## The request
Retype the records below exactly as they appear.

(Saved entries)
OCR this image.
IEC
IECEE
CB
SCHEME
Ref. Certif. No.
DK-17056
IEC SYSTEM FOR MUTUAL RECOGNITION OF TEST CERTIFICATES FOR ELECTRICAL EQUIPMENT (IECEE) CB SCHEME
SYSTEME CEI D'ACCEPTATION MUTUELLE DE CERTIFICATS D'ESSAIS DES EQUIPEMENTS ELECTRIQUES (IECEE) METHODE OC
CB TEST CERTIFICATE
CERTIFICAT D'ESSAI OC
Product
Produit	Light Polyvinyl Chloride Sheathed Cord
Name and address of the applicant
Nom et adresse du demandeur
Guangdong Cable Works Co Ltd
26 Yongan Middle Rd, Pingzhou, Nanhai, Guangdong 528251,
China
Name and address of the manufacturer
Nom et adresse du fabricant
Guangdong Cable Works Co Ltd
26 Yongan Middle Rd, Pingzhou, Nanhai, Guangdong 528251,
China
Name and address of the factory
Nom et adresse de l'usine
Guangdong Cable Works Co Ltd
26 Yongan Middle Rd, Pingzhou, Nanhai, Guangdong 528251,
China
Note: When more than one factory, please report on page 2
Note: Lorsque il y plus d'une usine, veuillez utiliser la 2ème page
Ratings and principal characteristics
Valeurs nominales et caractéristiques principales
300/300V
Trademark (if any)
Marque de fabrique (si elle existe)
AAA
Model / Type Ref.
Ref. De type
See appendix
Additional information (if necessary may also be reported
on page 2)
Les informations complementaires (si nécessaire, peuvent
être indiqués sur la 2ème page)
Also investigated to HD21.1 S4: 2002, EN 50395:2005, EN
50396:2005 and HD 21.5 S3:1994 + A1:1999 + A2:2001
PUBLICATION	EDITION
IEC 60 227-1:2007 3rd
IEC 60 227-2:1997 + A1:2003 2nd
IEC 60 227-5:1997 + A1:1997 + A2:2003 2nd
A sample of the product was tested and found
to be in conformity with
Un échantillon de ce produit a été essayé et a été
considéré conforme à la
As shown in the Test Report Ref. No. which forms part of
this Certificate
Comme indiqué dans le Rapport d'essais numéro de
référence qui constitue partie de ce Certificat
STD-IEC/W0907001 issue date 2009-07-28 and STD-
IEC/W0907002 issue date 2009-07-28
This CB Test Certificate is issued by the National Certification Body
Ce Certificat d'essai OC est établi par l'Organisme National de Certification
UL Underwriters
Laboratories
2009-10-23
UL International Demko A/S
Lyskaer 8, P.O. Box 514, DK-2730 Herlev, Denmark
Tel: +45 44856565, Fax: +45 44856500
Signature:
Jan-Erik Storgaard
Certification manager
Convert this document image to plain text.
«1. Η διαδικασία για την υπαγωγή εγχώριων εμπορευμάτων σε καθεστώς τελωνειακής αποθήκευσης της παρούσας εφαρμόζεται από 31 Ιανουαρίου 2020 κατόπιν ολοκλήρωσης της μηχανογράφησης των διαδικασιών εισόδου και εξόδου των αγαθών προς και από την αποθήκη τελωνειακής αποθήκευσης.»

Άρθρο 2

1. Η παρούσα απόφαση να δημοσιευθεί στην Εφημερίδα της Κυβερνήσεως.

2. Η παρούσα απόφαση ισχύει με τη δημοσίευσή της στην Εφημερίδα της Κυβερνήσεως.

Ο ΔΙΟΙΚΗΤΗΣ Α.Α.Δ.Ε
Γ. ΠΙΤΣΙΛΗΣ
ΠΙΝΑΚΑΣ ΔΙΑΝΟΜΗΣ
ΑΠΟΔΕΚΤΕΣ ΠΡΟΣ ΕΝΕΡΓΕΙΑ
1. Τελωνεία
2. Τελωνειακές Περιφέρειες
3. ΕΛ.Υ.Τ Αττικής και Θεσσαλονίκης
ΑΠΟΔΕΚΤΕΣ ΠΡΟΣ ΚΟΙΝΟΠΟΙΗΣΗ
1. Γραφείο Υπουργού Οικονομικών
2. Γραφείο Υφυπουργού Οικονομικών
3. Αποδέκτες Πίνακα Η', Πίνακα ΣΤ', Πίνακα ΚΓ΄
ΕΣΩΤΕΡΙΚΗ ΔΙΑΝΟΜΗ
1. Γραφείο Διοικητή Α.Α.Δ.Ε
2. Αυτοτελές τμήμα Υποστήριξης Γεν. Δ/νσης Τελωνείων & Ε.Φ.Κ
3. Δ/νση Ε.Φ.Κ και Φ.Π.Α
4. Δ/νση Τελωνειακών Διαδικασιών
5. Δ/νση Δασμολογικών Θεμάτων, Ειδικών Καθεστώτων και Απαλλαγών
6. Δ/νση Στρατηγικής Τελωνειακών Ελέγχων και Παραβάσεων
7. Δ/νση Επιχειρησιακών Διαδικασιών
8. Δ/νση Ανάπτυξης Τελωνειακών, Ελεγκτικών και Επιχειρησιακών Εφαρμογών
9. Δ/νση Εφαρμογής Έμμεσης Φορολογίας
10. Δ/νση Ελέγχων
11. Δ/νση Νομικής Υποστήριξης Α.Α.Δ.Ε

## Solution to this exercise
OCR this image.
IEC
IECEE
CB
SCHEME
Ref. Certif. No.
DK-17056
IEC SYSTEM FOR MUTUAL RECOGNITION OF TEST CERTIFICATES FOR ELECTRICAL EQUIPMENT (IECEE) CB SCHEME
SYSTEME CEI D'ACCEPTATION MUTUELLE DE CERTIFICATS D'ESSAIS DES EQUIPEMENTS ELECTRIQUES (IECEE) METHODE OC
CB TEST CERTIFICATE
CERTIFICAT D'ESSAI OC
Product
Produit	Light Polyvinyl Chloride Sheathed Cord
Name and address of the applicant
Nom et adresse du demandeur
Guangdong Cable Works Co Ltd
26 Yongan Middle Rd, Pingzhou, Nanhai, Guangdong 528251,
China
Name and address of the manufacturer
Nom et adresse du fabricant
Guangdong Cable Works Co Ltd
26 Yongan Middle Rd, Pingzhou, Nanhai, Guangdong 528251,
China
Name and address of the factory
Nom et adresse de l'usine
Guangdong Cable Works Co Ltd
26 Yongan Middle Rd, Pingzhou, Nanhai, Guangdong 528251,
China
Note: When more than one factory, please report on page 2
Note: Lorsque il y plus d'une usine, veuillez utiliser la 2ème page
Ratings and principal characteristics
Valeurs nominales et caractéristiques principales
300/300V
Trademark (if any)
Marque de fabrique (si elle existe)
AAA
Model / Type Ref.
Ref. De type
See appendix
Additional information (if necessary may also be reported
on page 2)
Les informations complementaires (si nécessaire, peuvent
être indiqués sur la 2ème page)
Also investigated to HD21.1 S4: 2002, EN 50395:2005, EN
50396:2005 and HD 21.5 S3:1994 + A1:1999 + A2:2001
PUBLICATION	EDITION
IEC 60 227-1:2007 3rd
IEC 60 227-2:1997 + A1:2003 2nd
IEC 60 227-5:1997 + A1:1997 + A2:2003 2nd
A sample of the product was tested and found
to be in conformity with
Un échantillon de ce produit a été essayé et a été
considéré conforme à la
As shown in the Test Report Ref. No. which forms part of
this Certificate
Comme indiqué dans le Rapport d'essais numéro de
référence qui constitue partie de ce Certificat
STD-IEC/W0907001 issue date 2009-07-28 and STD-
IEC/W0907002 issue date 2009-07-28
This CB Test Certificate is issued by the National Certification Body
Ce Certificat d'essai OC est établi par l'Organisme National de Certification
UL Underwriters
Laboratories
2009-10-23
UL International Demko A/S
Lyskaer 8, P.O. Box 514, DK-2730 Herlev, Denmark
Tel: +45 44856565, Fax: +45 44856500
Signature:
Jan-Erik Storgaard
Certification manager
Convert this document image to plain text.
«1. Η διαδικασία για την υπαγωγή εγχώριων εμπορευμάτων σε καθεστώς τελωνειακής αποθήκευσης της παρούσας εφαρμόζεται από 31 Ιανουαρίου 2020 κατόπιν ολοκλήρωσης της μηχανογράφησης των διαδικασιών εισόδου και εξόδου των αγαθών προς και από την αποθήκη τελωνειακής αποθήκευσης.»

Άρθρο 2

1. Η παρούσα απόφαση να δημοσιευθεί στην Εφημερίδα της Κυβερνήσεως.

2. Η παρούσα απόφαση ισχύει με τη δημοσίευσή της στην Εφημερίδα της Κυβερνήσεως.

Ο ΔΙΟΙΚΗΤΗΣ Α.Α.Δ.Ε
Γ. ΠΙΤΣΙΛΗΣ
ΠΙΝΑΚΑΣ ΔΙΑΝΟΜΗΣ
ΑΠΟΔΕΚΤΕΣ ΠΡΟΣ ΕΝΕΡΓΕΙΑ
1. Τελωνεία
2. Τελωνειακές Περιφέρειες
3. ΕΛ.Υ.Τ Αττικής και Θεσσαλονίκης
ΑΠΟΔΕΚΤΕΣ ΠΡΟΣ ΚΟΙΝΟΠΟΙΗΣΗ
1. Γραφείο Υπουργού Οικονομικών
2. Γραφείο Υφυπουργού Οικονομικών
3. Αποδέκτες Πίνακα Η', Πίνακα ΣΤ', Πίνακα ΚΓ΄
ΕΣΩΤΕΡΙΚΗ ΔΙΑΝΟΜΗ
1. Γραφείο Διοικητή Α.Α.Δ.Ε
2. Αυτοτελές τμήμα Υποστήριξης Γεν. Δ/νσης Τελωνείων & Ε.Φ.Κ
3. Δ/νση Ε.Φ.Κ και Φ.Π.Α
4. Δ/νση Τελωνειακών Διαδικασιών
5. Δ/νση Δασμολογικών Θεμάτων, Ειδικών Καθεστώτων και Απαλλαγών
6. Δ/νση Στρατηγικής Τελωνειακών Ελέγχων και Παραβάσεων
7. Δ/νση Επιχειρησιακών Διαδικασιών
8. Δ/νση Ανάπτυξης Τελωνειακών, Ελεγκτικών και Επιχειρησιακών Εφαρμογών
9. Δ/νση Εφαρμογής Έμμεσης Φορολογίας
10. Δ/νση Ελέγχων
11. Δ/νση Νομικής Υποστήριξης Α.Α.Δ.Ε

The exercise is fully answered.